■ Task A ■
In the entries, take the part that opens with the line containing "title-bar: [64, 71, 689, 117]" and closes with the line containing "List every element". Write those lines out again, swapping "Ht/Wt" for "Height/Weight" wherever it occurs and leaving everything else unchanged.

───── Document passage ─────

Loss Function of scikit-learn LogisticRegression

Question

I am having trouble to understand the loss function scikit-learn uses to fit logistic regression, which can be found here.

Specifically I have problem with the second term. It seems very different from the usual MLE criterion. Can someone give me some hint where this comes from?

$$\mathop {\min{\mkern 1mu} }\limits_{w,c} \frac{1}{2}{w^T}w + C\sum\limits_{i = 1}^n {\log } (\exp ( - {y_i}(X_i^Tw + c)) + 1)$$

I think usually the log likelihood of a logistic regression is something like below. Clearly the first term of below is missing from the scikit-learn objective function.

$$LLH=\sum_{i=1}^n \left[{y_i}(X_i^Tw + c) - \ln\{1+\exp(X_i^Tw + c)\} \right]$$

Answer 1

These two are actually (almost) equivalent because of the following property of the logistic function:

$$ \sigma(x) = \frac{1}{1+\exp(-x)} = \frac{\exp(x)}{\exp(x)+1} $$

Also

$$ \sum_{i=1}^n \log ( 1 + \exp( -y_i (X_i^T w + c) ) ) \\ = \sum_{i=1}^n \log \left[ (\exp( y_i (X_i^T w + c) ) + 1) \exp( -y_i (X_i^T w + c) ) \right] \\ = -\sum_{i=1}^n \left[ y_i (X_i^T w + c) - \log (\exp( y_i (X_i^T w + c) ) + 1) \right] $$

Note, though, that your formula doesn't have $y_i$ in the "log part", while this one does. (I guess this is a typo)

UPD 2023: Notice that I've assumed signed targets $y \in \{-1, +1\}$. If you instead assume the target is binary $y \in \{0, 1\}$ then you can obtain the second formula exactly, see other answers for details.

─────

■ Task B ■
Carry on the thread about the scikit-learn logistic regression loss function from the point where it stops.

───── Entries supplied ─────

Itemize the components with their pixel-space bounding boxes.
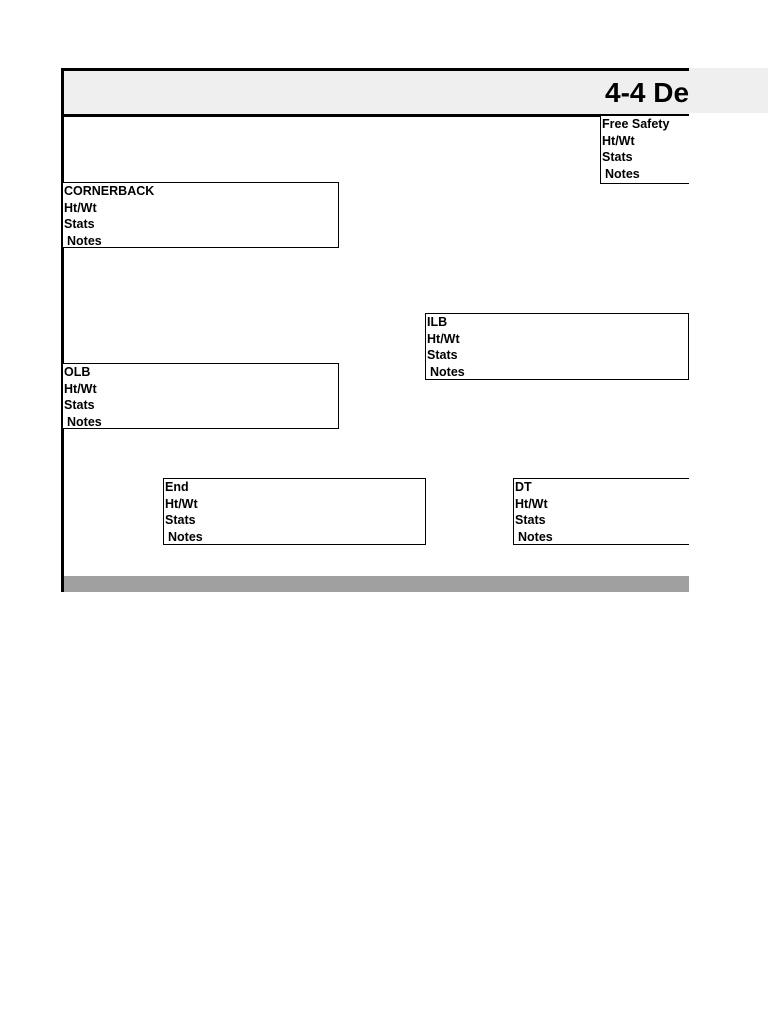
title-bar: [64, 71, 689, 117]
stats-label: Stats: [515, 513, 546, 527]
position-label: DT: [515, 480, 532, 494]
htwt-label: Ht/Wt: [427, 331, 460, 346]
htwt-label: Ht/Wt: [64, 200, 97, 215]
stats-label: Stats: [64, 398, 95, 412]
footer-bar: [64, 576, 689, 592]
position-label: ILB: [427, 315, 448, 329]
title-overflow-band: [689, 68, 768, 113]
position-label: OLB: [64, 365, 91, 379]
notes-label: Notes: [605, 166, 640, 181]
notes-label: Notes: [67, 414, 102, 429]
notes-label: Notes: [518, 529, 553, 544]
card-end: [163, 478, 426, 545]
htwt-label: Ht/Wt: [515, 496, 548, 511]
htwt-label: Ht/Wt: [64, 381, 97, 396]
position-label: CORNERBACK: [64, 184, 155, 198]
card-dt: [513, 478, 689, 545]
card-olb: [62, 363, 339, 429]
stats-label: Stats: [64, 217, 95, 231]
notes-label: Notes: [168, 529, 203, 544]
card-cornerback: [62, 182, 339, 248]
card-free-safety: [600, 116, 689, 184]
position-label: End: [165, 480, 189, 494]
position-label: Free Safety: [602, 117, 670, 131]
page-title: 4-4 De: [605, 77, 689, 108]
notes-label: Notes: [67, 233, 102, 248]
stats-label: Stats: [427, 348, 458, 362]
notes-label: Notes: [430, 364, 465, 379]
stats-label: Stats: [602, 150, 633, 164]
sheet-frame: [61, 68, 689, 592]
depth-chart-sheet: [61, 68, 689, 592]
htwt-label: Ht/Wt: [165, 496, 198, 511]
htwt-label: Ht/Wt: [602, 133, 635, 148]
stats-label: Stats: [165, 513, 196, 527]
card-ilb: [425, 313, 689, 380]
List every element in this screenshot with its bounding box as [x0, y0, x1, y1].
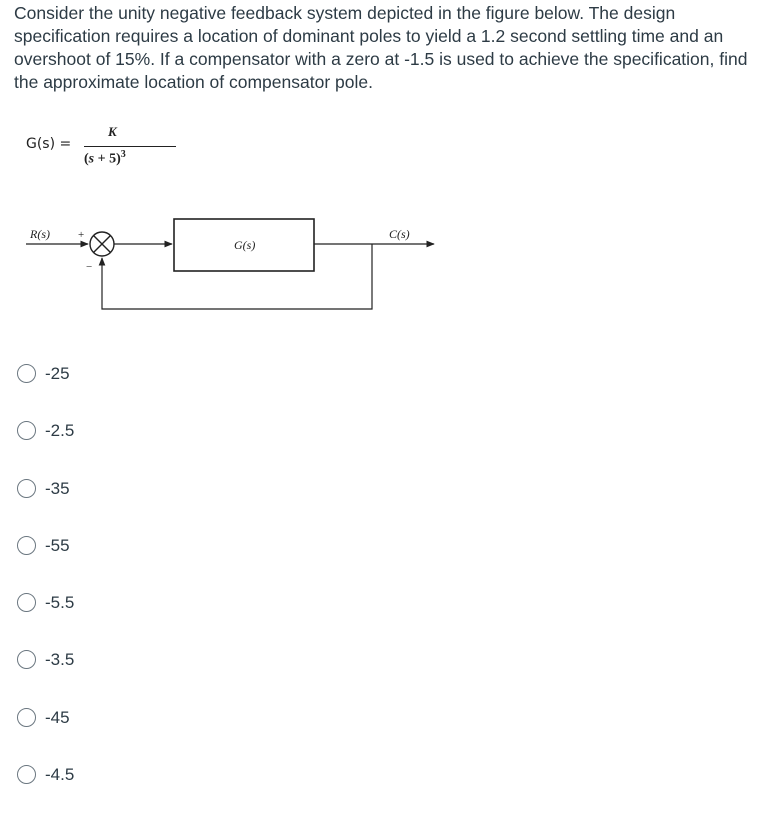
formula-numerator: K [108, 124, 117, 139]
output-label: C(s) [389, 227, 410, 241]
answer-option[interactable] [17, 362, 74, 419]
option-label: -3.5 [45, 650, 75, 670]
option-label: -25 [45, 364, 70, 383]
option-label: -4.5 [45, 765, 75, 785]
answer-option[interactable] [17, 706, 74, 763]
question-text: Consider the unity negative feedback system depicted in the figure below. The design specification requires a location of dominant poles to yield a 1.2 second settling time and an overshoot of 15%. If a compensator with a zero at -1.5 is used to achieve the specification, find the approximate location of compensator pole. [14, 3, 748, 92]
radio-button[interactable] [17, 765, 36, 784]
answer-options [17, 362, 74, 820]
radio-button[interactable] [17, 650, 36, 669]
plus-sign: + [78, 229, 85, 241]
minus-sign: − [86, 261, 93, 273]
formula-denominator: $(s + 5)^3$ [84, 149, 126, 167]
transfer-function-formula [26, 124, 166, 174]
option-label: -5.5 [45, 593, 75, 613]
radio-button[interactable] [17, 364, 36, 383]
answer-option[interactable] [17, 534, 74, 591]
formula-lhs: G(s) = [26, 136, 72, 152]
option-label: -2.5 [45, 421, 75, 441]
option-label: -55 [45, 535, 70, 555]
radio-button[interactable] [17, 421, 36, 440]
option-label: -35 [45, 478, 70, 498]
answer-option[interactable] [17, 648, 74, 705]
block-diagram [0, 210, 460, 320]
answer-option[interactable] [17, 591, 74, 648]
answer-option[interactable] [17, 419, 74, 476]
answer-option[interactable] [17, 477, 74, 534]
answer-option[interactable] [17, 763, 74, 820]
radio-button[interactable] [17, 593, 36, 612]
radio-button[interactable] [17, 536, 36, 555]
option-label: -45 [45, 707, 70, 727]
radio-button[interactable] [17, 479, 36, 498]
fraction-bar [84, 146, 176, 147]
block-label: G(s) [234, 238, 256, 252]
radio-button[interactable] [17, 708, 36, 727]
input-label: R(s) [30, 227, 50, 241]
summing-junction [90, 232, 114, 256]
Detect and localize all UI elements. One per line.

─────

■ Final result A ■
title-bar: [64, 71, 689, 117]
stats-label: Stats: [515, 513, 546, 527]
position-label: DT: [515, 480, 532, 494]
htwt-label: Height/Weight: [427, 331, 460, 346]
htwt-label: Height/Weight: [64, 200, 97, 215]
stats-label: Stats: [64, 398, 95, 412]
footer-bar: [64, 576, 689, 592]
position-label: ILB: [427, 315, 448, 329]
title-overflow-band: [689, 68, 768, 113]
position-label: OLB: [64, 365, 91, 379]
notes-label: Notes: [605, 166, 640, 181]
notes-label: Notes: [67, 414, 102, 429]
notes-label: Notes: [518, 529, 553, 544]
card-end: [163, 478, 426, 545]
htwt-label: Height/Weight: [515, 496, 548, 511]
htwt-label: Height/Weight: [64, 381, 97, 396]
position-label: CORNERBACK: [64, 184, 155, 198]
card-dt: [513, 478, 689, 545]
card-olb: [62, 363, 339, 429]
stats-label: Stats: [64, 217, 95, 231]
notes-label: Notes: [168, 529, 203, 544]
card-cornerback: [62, 182, 339, 248]
card-free-safety: [600, 116, 689, 184]
position-label: End: [165, 480, 189, 494]
position-label: Free Safety: [602, 117, 670, 131]
page-title: 4-4 De: [605, 77, 689, 108]
notes-label: Notes: [67, 233, 102, 248]
stats-label: Stats: [427, 348, 458, 362]
notes-label: Notes: [430, 364, 465, 379]
stats-label: Stats: [602, 150, 633, 164]
sheet-frame: [61, 68, 689, 592]
depth-chart-sheet: [61, 68, 689, 592]
htwt-label: Height/Weight: [165, 496, 198, 511]
htwt-label: Height/Weight: [602, 133, 635, 148]
stats-label: Stats: [165, 513, 196, 527]
card-ilb: [425, 313, 689, 380]
List every element in this screenshot with its bounding box as [x0, y0, x1, y1].

■ Final result B ■
Answer 2

I don't think that the lack of $y_i$ is a typo:

The usual log-loss (cross-entropy loss) is: $$-\sum_i [y_i \log(p_i) + (1-y_i) \log(1 - p_i)],$$ where $p_i = \sigma(X^T_i \omega + c)$, and $\sigma(x) = 1/(1+e^{-x})$ is the logistic function.

From there, $$-\sum_i [y_i \log(p_i) + (1-y_i) \log(1 - p_i)] \\ = -\sum_i [y_i \log\left(\frac{p_i}{1-p_i}\right) + \log(1 - p_i)] \\ = -\sum_i [y_i \left( X^T_i \omega + c \right) + \log(1 - p_i)] \\ = -\sum_i [y_i \left( X^T_i \omega + c \right) - \log\left(1 + \exp({X^T_i \omega + c})\right)].$$ This matches the LLH expression given in the original post, without the $y_i$ factor in the exponential.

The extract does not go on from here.